REQUIREMENT: Return every line of the items below verbatim, leaving out the pictures.

*****

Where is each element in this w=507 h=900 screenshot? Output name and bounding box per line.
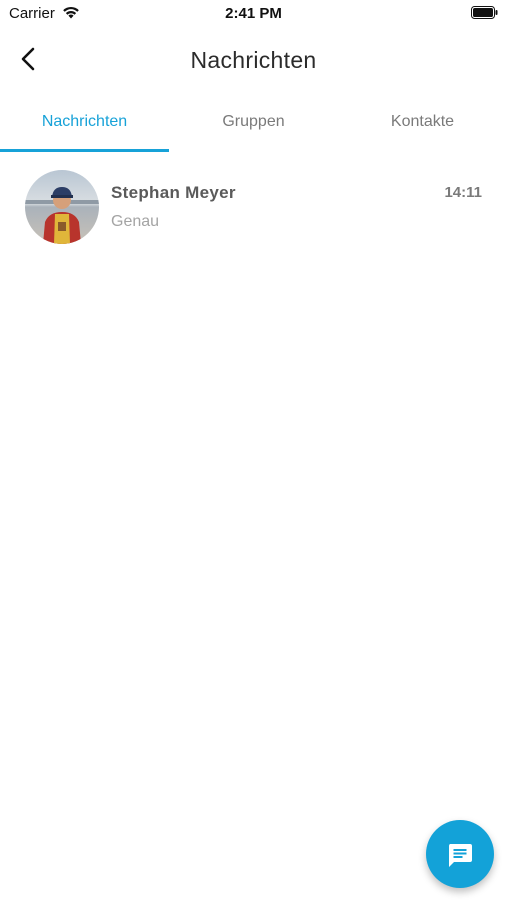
tab-kontakte[interactable]: Kontakte bbox=[338, 96, 507, 152]
new-message-button[interactable] bbox=[426, 820, 494, 888]
navigation-bar: Nachrichten bbox=[0, 28, 507, 94]
tab-gruppen[interactable]: Gruppen bbox=[169, 96, 338, 152]
tab-label: Gruppen bbox=[222, 113, 285, 130]
page-title: Nachrichten bbox=[190, 47, 317, 73]
tab-bar: Nachrichten Gruppen Kontakte bbox=[0, 96, 507, 152]
message-preview: Genau bbox=[111, 213, 160, 230]
list-item[interactable]: Stephan Meyer 14:11 Genau bbox=[0, 160, 507, 252]
tab-label: Kontakte bbox=[390, 113, 455, 130]
contact-name: Stephan Meyer bbox=[111, 183, 236, 202]
clock: 2:41 PM bbox=[225, 5, 282, 22]
tab-nachrichten[interactable]: Nachrichten bbox=[0, 96, 169, 152]
avatar bbox=[25, 170, 99, 244]
conversation-list: Stephan Meyer 14:11 Genau bbox=[0, 160, 507, 252]
battery-icon bbox=[471, 6, 498, 19]
tab-label: Nachrichten bbox=[41, 113, 128, 130]
chat-bubble-icon bbox=[448, 844, 472, 867]
message-time: 14:11 bbox=[444, 184, 482, 201]
status-bar: Carrier 2:41 PM bbox=[0, 0, 507, 28]
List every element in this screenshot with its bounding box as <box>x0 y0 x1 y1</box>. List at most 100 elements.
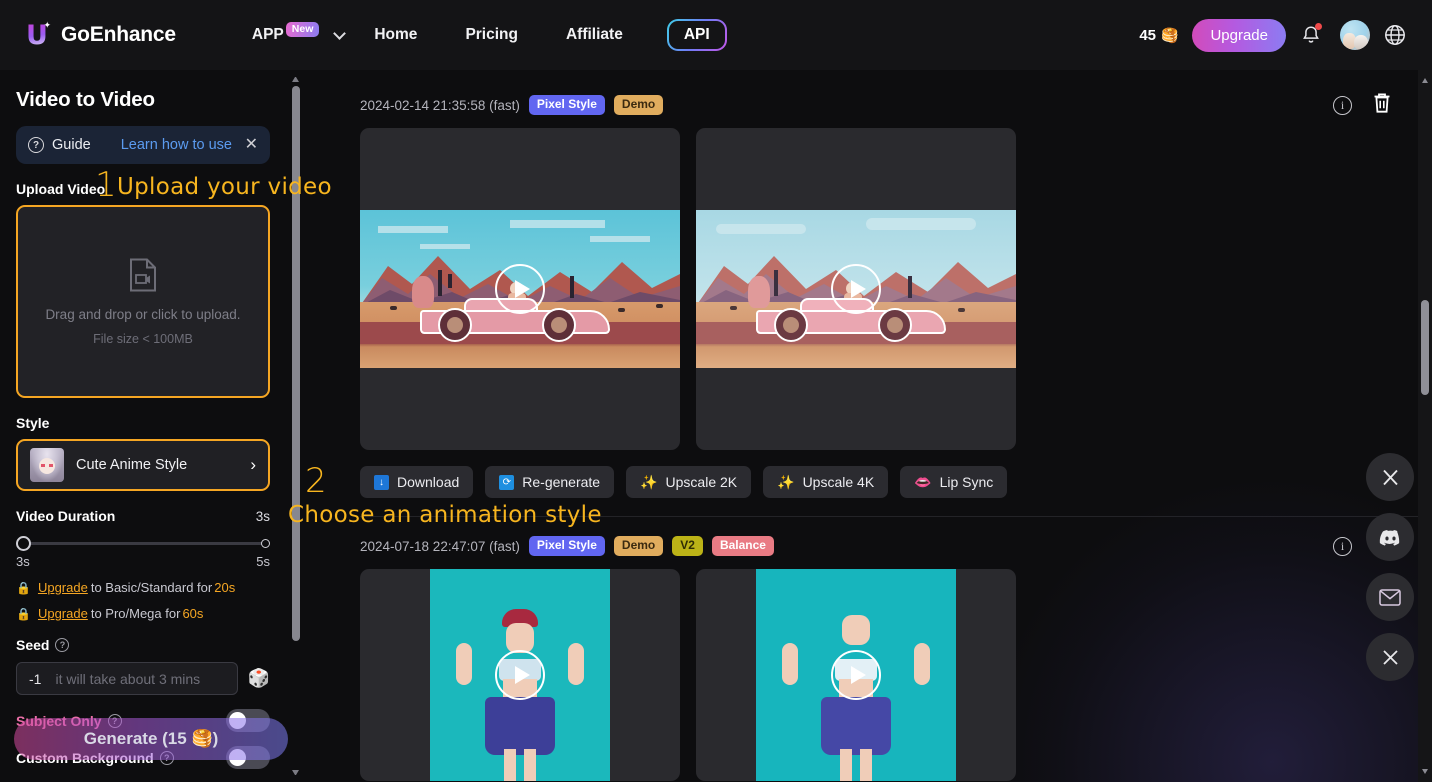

*****

WRITTEN SOLUTION:
Where is each element in this w=507 h=900 screenshot? Output name and bounding box per line.
tab-kontakte[interactable]: Kontakte bbox=[338, 96, 507, 152]
new-message-button[interactable] bbox=[426, 820, 494, 888]
navigation-bar: Nachrichten bbox=[0, 28, 507, 94]
tab-gruppen[interactable]: Gruppen bbox=[169, 96, 338, 152]
tab-label: Gruppen bbox=[222, 113, 285, 130]
page-title: Nachrichten bbox=[190, 47, 317, 73]
tab-bar: Nachrichten Gruppen Kontakte bbox=[0, 96, 507, 152]
message-preview: Genau bbox=[111, 213, 160, 230]
list-item[interactable]: Stephan Meyer 14:11 Genau bbox=[0, 160, 507, 252]
tab-label: Kontakte bbox=[390, 113, 455, 130]
contact-name: Stephan Meyer bbox=[111, 183, 236, 202]
clock: 2:41 PM bbox=[225, 5, 282, 22]
tab-nachrichten[interactable]: Nachrichten bbox=[0, 96, 169, 152]
avatar bbox=[25, 170, 99, 244]
conversation-list: Stephan Meyer 14:11 Genau bbox=[0, 160, 507, 252]
battery-icon bbox=[471, 6, 498, 19]
tab-label: Nachrichten bbox=[41, 113, 128, 130]
chat-bubble-icon bbox=[448, 844, 472, 867]
message-time: 14:11 bbox=[444, 184, 482, 201]
status-bar: Carrier 2:41 PM bbox=[0, 0, 507, 28]
List every element in this screenshot with its bounding box as <box>x0 y0 x1 y1</box>. List at most 100 elements.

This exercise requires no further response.